*Challenge*. Output the entries below exactly as written, omitting pictures.

*Entries shown*.
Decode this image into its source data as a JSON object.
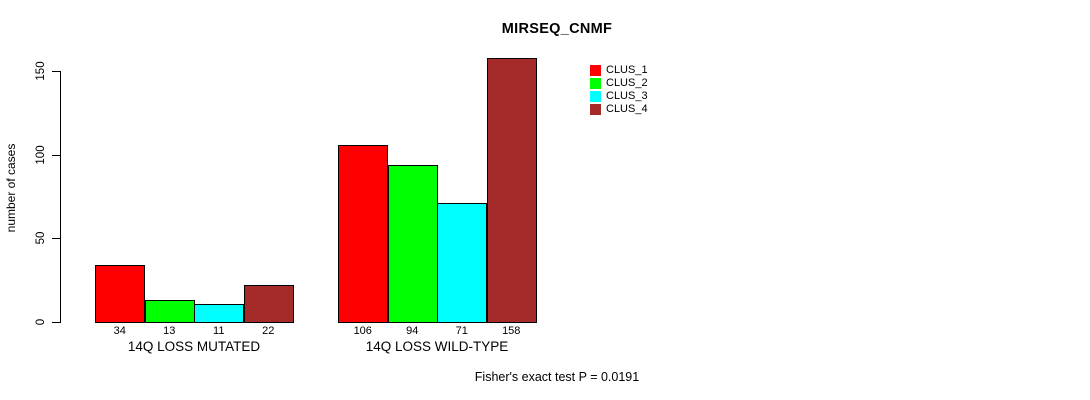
{
  "chart_data": {
    "type": "bar",
    "title": "MIRSEQ_CNMF",
    "ylabel": "number of cases",
    "xlabel": "",
    "categories": [
      "14Q LOSS MUTATED",
      "14Q LOSS WILD-TYPE"
    ],
    "series": [
      {
        "name": "CLUS_1",
        "color": "#ff0000",
        "values": [
          34,
          106
        ]
      },
      {
        "name": "CLUS_2",
        "color": "#00ff00",
        "values": [
          13,
          94
        ]
      },
      {
        "name": "CLUS_3",
        "color": "#00ffff",
        "values": [
          11,
          71
        ]
      },
      {
        "name": "CLUS_4",
        "color": "#a52a2a",
        "values": [
          22,
          158
        ]
      }
    ],
    "yticks": [
      0,
      50,
      100,
      150
    ],
    "ylim": [
      0,
      158
    ],
    "grid": false,
    "legend_position": "top-right",
    "bar_value_labels_shown": true,
    "annotation": "Fisher's exact test P = 0.0191",
    "axis_color": "#000000",
    "bar_border_color": "#000000",
    "background_color": "#ffffff"
  }
}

*Exercise answer*.
Decode this image into its source data as a JSON object.
{
  "chart_data": {
    "type": "bar",
    "title": "MIRSEQ_CNMF",
    "ylabel": "number of cases",
    "xlabel": "",
    "categories": [
      "14Q LOSS MUTATED",
      "14Q LOSS WILD-TYPE"
    ],
    "series": [
      {
        "name": "CLUS_1",
        "color": "#ff0000",
        "values": [
          34,
          106
        ]
      },
      {
        "name": "CLUS_2",
        "color": "#00ff00",
        "values": [
          13,
          94
        ]
      },
      {
        "name": "CLUS_3",
        "color": "#00ffff",
        "values": [
          11,
          71
        ]
      },
      {
        "name": "CLUS_4",
        "color": "#a52a2a",
        "values": [
          22,
          158
        ]
      }
    ],
    "yticks": [
      0,
      50,
      100,
      150
    ],
    "ylim": [
      0,
      158
    ],
    "grid": false,
    "legend_position": "top-right",
    "bar_value_labels_shown": true,
    "annotation": "Fisher's exact test P = 0.0191",
    "axis_color": "#000000",
    "bar_border_color": "#000000",
    "background_color": "#ffffff"
  }
}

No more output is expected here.